## Written task:
Copy out every line that contains the word "CERTIFICATE".

---------- Supplied material ----------

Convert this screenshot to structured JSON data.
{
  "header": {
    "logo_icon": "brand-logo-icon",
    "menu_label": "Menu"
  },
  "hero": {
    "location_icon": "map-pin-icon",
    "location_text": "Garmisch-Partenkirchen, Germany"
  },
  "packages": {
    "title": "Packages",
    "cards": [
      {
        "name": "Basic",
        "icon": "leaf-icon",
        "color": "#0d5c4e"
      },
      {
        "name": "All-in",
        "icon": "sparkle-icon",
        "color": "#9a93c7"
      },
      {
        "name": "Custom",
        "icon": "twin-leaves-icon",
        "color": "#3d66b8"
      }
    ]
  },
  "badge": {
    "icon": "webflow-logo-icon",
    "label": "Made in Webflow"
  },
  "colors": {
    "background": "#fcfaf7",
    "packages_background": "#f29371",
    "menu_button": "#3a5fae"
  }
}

----------
---------- Supplied material ----------

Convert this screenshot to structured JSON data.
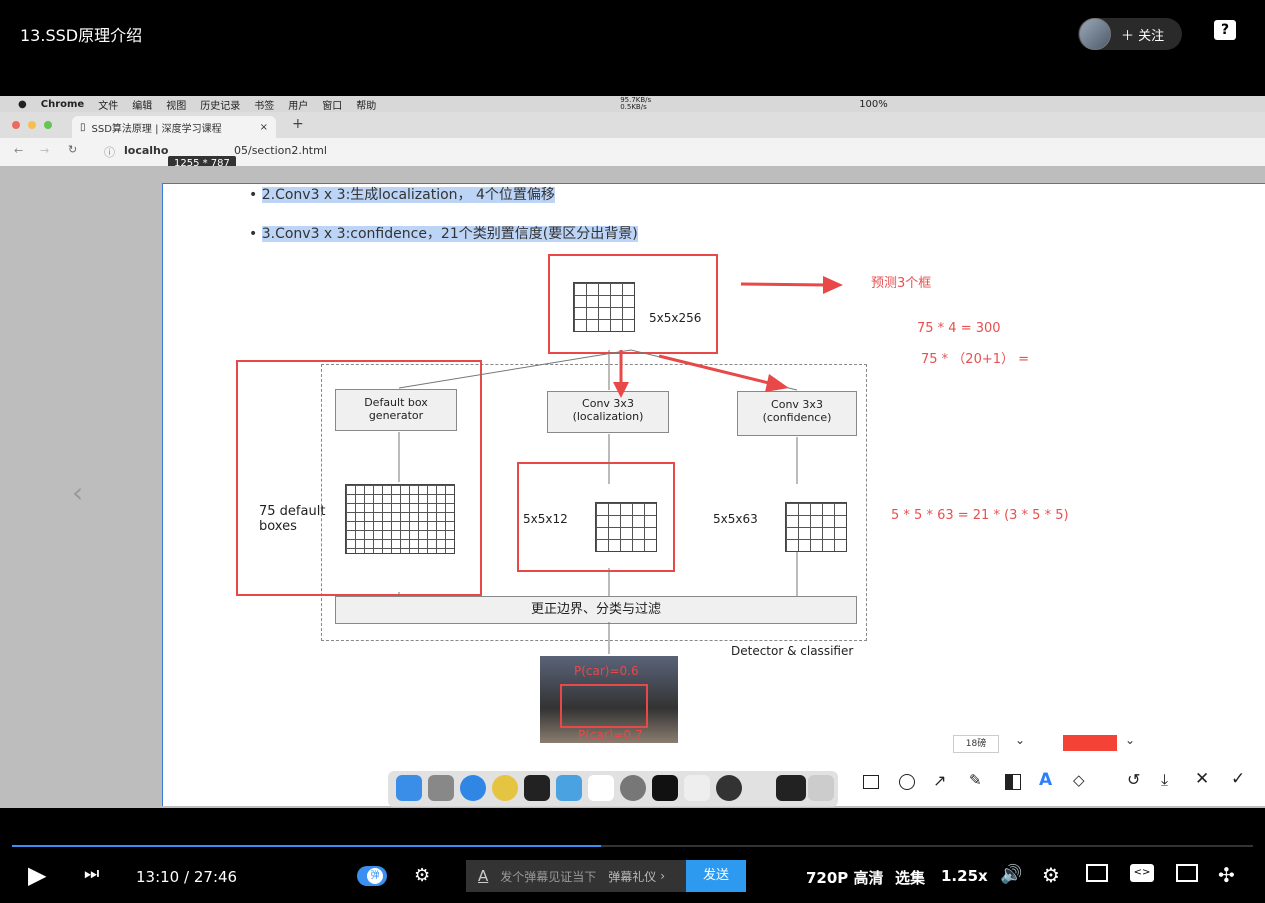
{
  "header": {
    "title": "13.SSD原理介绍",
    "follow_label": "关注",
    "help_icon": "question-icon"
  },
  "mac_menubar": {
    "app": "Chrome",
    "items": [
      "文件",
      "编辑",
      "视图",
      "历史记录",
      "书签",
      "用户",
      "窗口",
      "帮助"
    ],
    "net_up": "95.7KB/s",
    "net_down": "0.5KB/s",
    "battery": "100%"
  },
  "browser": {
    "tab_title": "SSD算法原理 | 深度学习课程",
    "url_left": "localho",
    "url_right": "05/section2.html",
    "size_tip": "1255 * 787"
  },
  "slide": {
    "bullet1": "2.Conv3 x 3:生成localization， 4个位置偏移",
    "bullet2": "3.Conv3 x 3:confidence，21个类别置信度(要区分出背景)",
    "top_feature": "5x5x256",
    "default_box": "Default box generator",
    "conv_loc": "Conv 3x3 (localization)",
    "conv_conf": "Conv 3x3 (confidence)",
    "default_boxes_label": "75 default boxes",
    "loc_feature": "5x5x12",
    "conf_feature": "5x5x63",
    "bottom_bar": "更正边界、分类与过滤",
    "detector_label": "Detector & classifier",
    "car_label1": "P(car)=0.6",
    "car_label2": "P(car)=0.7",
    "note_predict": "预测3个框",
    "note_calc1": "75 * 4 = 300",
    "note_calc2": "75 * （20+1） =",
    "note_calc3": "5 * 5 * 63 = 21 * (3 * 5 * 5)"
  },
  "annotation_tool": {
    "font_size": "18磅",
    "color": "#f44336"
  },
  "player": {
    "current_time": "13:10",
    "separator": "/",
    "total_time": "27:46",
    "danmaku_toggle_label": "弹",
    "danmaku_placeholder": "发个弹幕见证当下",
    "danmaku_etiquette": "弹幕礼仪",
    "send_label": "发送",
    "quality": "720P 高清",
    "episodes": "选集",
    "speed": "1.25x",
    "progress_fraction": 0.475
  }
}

----------
---------- Supplied material ----------

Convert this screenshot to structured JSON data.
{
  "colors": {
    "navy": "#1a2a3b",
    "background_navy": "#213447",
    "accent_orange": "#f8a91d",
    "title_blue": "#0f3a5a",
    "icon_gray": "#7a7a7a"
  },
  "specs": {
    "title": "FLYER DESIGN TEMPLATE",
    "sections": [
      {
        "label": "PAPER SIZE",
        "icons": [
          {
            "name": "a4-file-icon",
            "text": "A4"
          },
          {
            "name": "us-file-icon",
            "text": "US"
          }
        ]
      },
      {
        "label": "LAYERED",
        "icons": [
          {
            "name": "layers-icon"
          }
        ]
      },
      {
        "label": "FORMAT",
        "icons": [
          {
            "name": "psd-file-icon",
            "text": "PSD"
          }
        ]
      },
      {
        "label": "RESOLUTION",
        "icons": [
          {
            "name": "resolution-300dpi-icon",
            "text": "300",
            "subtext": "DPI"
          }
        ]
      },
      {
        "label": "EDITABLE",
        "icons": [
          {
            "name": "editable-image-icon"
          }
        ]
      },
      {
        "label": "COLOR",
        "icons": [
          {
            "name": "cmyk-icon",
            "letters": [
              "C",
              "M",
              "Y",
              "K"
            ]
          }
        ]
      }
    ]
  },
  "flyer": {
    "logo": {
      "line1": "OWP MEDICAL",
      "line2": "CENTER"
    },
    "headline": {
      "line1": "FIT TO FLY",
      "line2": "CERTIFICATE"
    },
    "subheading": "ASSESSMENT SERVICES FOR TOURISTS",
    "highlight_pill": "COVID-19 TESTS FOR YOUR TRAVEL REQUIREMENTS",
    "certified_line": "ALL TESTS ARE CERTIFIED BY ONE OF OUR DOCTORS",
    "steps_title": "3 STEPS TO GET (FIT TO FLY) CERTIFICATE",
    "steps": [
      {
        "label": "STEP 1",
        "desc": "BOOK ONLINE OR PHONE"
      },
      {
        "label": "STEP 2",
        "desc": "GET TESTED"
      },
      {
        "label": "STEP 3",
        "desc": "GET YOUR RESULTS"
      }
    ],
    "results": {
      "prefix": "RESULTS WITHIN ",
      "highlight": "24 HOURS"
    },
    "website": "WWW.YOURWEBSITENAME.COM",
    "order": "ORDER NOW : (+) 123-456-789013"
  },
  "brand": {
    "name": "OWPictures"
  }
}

----------

## Correct output:
      "line2": "CERTIFICATE"
    "steps_title": "3 STEPS TO GET (FIT TO FLY) CERTIFICATE",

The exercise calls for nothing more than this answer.